Short problem:
Copy word for word the records below, starting at the line that contains "bbox=[x0, y0, x1, y1]." and ending at the line that contains "Text: GSM260533: GSM260533", with both of those lines included. Omit the pictures from your copy.

Data to use:
-- Begin --
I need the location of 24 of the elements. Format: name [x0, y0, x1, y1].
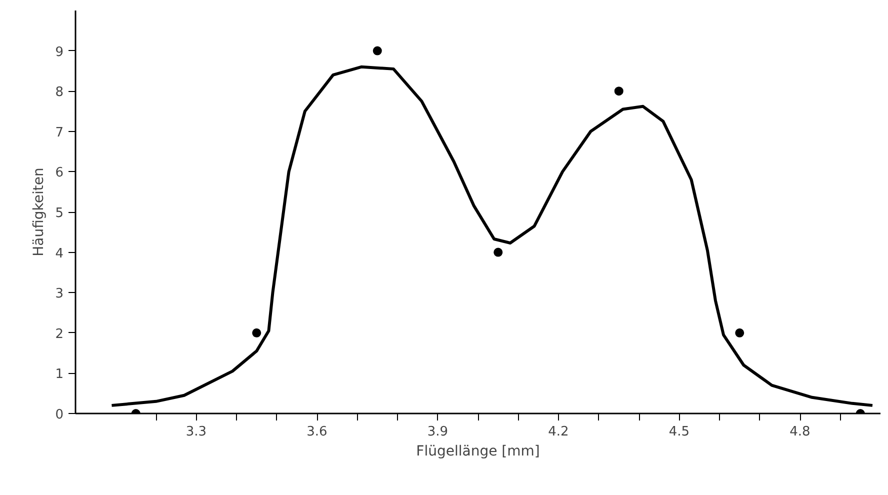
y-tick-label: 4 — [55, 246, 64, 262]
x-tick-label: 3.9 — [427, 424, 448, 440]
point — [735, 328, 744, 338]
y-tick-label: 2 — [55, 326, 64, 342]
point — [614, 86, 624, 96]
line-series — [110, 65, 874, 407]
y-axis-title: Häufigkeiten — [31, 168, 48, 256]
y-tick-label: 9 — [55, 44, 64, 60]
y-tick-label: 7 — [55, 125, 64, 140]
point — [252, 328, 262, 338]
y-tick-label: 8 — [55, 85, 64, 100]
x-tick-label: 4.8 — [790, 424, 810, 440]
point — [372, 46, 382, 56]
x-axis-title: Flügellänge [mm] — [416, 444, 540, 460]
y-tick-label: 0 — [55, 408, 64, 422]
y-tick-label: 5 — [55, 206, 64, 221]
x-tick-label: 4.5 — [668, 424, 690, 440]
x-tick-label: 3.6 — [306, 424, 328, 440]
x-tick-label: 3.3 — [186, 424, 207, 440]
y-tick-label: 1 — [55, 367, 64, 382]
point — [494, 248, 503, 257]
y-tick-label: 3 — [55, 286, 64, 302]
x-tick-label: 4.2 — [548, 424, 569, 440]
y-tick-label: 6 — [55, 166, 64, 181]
-- End --
-- Begin --
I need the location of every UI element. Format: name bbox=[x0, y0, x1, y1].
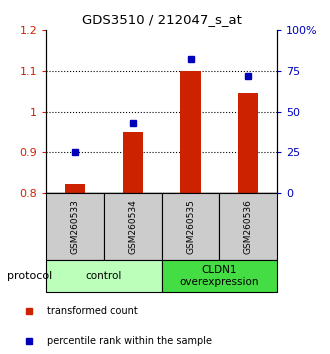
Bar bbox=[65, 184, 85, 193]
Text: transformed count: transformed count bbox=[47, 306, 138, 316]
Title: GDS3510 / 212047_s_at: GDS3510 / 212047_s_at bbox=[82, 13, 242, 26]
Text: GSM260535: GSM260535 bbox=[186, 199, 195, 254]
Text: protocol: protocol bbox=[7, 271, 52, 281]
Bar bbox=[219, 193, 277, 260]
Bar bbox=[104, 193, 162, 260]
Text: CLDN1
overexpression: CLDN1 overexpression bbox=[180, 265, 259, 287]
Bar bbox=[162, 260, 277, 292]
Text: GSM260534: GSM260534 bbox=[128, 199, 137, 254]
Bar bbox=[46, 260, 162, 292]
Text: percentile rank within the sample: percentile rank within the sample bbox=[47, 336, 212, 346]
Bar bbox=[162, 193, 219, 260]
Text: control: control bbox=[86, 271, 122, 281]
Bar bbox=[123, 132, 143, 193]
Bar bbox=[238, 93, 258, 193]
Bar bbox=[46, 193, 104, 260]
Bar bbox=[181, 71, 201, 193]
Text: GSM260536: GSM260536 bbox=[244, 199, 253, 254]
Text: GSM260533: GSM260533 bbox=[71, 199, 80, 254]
-- End --
-- Begin --
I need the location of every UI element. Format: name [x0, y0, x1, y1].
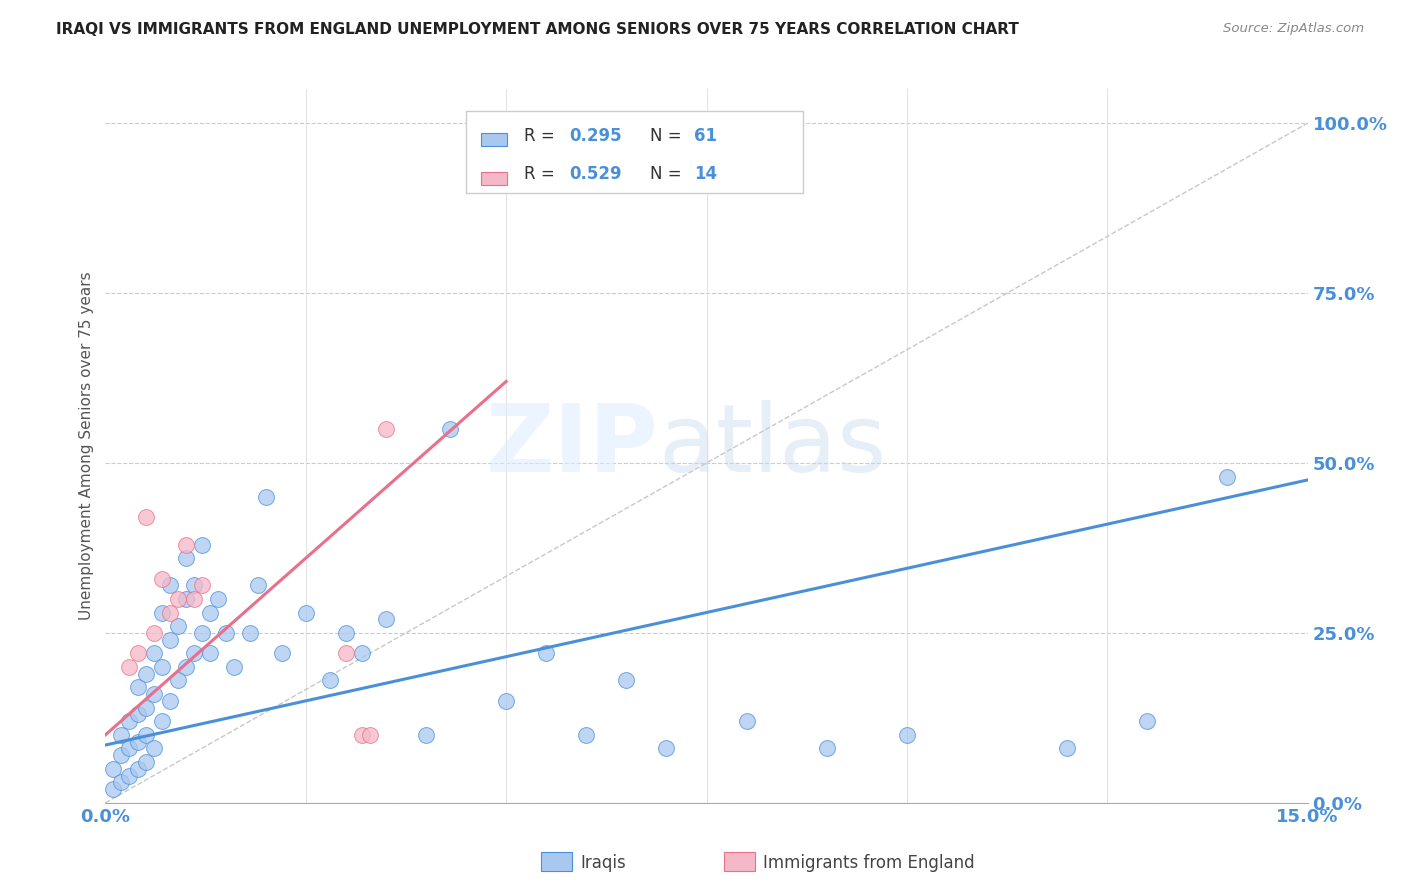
-- End --
Correct output:
I need the location of every UI element. Format: name bbox=[x0, y0, x1, y1].
Bar bbox=[65, 184, 85, 193]
Text: transformed count: transformed count bbox=[47, 306, 138, 316]
Title: GDS3510 / 212047_s_at: GDS3510 / 212047_s_at bbox=[82, 13, 242, 26]
Text: GSM260535: GSM260535 bbox=[186, 199, 195, 254]
Text: protocol: protocol bbox=[7, 271, 52, 281]
Bar bbox=[219, 193, 277, 260]
Bar bbox=[104, 193, 162, 260]
Text: CLDN1
overexpression: CLDN1 overexpression bbox=[180, 265, 259, 287]
Bar bbox=[162, 260, 277, 292]
Text: GSM260534: GSM260534 bbox=[128, 199, 137, 254]
Bar bbox=[46, 260, 162, 292]
Text: percentile rank within the sample: percentile rank within the sample bbox=[47, 336, 212, 346]
Bar bbox=[162, 193, 219, 260]
Text: control: control bbox=[86, 271, 122, 281]
Bar bbox=[123, 132, 143, 193]
Bar bbox=[238, 93, 258, 193]
Bar bbox=[46, 193, 104, 260]
Bar bbox=[181, 71, 201, 193]
Text: GSM260536: GSM260536 bbox=[244, 199, 253, 254]
Text: GSM260533: GSM260533 bbox=[71, 199, 80, 254]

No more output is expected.